● **INSTRUCTIONS FOR THE TASK**
From the listing below, extract every line containing "name".

● **DATA LISTING**
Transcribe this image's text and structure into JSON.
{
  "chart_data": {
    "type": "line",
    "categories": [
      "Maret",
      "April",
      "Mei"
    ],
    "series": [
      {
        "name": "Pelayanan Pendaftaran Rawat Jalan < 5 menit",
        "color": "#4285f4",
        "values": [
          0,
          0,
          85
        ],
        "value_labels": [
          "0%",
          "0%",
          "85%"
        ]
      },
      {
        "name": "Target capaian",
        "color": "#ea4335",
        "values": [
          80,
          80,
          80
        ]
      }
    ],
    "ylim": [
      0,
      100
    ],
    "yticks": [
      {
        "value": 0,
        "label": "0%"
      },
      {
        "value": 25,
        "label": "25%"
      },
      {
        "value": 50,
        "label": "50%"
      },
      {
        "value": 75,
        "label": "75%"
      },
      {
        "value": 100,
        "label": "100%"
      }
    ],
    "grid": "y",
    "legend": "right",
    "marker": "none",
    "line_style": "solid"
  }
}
--
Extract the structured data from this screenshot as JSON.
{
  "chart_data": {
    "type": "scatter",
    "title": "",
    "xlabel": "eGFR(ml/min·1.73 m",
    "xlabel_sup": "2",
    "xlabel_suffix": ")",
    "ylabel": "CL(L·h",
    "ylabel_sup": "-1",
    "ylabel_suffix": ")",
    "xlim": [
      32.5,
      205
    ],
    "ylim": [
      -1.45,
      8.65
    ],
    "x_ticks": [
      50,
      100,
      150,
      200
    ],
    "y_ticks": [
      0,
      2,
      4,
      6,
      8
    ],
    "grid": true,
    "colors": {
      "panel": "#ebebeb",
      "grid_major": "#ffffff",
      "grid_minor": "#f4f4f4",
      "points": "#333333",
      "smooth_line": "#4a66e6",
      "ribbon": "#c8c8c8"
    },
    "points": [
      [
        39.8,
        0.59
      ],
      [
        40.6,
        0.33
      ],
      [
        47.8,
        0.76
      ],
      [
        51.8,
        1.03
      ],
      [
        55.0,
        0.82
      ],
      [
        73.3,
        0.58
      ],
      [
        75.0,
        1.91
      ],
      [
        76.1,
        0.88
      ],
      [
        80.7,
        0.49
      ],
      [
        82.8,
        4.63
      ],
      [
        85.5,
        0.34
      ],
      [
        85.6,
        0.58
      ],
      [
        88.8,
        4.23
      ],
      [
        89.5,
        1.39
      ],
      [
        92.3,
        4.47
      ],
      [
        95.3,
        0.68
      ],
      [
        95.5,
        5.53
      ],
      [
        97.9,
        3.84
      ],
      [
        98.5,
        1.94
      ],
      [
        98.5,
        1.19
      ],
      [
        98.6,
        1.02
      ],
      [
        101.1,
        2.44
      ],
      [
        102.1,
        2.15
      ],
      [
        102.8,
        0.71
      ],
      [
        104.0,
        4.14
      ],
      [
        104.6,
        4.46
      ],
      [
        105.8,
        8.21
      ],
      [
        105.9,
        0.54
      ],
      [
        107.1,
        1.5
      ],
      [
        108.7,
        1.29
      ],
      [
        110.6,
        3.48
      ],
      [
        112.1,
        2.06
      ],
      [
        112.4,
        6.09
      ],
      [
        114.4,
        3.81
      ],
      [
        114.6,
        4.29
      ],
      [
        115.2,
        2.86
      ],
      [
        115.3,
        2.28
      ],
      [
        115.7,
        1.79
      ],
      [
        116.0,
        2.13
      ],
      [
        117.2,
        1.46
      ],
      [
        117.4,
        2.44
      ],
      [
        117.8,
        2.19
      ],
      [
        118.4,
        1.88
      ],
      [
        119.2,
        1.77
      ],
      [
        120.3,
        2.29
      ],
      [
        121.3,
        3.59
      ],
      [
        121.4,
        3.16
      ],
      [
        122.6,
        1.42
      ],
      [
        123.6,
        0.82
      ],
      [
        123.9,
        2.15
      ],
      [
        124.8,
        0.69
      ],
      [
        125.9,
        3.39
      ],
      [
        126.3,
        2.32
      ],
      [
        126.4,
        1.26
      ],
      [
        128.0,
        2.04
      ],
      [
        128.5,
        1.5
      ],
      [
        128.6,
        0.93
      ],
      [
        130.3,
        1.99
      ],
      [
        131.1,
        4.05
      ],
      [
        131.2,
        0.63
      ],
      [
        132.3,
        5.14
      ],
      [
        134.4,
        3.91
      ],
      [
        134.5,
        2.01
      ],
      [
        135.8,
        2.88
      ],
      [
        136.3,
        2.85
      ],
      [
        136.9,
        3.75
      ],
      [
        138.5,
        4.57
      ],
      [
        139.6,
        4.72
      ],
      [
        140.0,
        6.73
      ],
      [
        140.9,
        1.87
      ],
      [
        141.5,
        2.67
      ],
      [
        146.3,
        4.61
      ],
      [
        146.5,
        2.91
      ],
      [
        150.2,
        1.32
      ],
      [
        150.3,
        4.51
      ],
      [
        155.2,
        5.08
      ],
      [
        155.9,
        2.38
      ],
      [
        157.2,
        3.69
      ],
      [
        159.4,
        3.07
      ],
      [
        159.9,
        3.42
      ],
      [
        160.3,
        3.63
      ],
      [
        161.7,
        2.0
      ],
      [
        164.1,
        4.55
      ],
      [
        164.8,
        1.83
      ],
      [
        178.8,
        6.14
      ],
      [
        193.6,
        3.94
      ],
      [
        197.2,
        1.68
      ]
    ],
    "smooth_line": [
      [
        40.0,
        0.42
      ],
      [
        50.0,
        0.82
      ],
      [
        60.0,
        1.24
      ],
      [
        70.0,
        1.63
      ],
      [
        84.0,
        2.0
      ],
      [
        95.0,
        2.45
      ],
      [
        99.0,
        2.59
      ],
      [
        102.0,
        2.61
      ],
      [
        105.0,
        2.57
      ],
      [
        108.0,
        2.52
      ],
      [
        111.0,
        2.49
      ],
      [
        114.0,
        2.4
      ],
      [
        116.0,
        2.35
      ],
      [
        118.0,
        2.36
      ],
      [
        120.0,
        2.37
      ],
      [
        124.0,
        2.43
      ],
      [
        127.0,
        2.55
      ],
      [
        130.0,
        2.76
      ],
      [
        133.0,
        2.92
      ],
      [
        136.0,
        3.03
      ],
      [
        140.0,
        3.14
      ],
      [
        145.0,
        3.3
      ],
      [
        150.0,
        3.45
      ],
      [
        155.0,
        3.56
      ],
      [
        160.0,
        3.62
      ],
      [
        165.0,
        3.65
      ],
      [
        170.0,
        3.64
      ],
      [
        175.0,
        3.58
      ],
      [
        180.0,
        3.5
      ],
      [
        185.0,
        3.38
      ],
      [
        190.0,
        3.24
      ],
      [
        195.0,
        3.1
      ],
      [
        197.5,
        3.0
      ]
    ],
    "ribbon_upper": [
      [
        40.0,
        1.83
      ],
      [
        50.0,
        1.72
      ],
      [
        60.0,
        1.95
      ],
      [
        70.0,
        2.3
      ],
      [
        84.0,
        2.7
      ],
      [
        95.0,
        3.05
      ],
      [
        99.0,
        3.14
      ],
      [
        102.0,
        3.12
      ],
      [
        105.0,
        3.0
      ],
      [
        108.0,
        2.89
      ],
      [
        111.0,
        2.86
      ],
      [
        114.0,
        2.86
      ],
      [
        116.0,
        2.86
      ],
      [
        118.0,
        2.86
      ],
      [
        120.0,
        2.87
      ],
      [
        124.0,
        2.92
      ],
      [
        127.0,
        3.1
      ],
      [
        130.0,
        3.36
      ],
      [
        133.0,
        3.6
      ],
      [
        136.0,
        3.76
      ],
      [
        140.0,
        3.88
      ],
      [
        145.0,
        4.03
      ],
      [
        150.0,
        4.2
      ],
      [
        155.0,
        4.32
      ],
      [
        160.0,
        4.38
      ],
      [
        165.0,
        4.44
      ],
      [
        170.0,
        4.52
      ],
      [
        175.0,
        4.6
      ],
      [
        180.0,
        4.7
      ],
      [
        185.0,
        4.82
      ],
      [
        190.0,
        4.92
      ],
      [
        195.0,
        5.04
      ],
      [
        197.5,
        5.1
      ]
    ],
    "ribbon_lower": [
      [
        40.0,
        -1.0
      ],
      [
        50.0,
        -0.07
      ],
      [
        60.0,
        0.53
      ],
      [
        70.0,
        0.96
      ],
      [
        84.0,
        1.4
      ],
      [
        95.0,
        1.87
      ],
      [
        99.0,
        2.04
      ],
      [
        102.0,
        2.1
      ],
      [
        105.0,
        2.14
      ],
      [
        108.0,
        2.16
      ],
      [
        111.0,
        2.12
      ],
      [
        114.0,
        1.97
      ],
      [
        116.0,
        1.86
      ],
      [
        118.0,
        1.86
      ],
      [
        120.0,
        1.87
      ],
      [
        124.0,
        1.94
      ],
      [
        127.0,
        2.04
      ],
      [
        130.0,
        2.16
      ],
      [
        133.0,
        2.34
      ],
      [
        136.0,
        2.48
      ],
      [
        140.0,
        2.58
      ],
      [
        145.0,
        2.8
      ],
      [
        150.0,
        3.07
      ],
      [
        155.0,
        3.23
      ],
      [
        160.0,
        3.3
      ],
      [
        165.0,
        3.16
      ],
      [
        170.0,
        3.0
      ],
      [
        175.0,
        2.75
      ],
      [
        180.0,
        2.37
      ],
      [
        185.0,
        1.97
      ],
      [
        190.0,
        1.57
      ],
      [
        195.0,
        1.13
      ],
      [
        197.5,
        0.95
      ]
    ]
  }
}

● **OUTPUT**
        "name": "Pelayanan Pendaftaran Rawat Jalan < 5 menit",
        "name": "Target capaian",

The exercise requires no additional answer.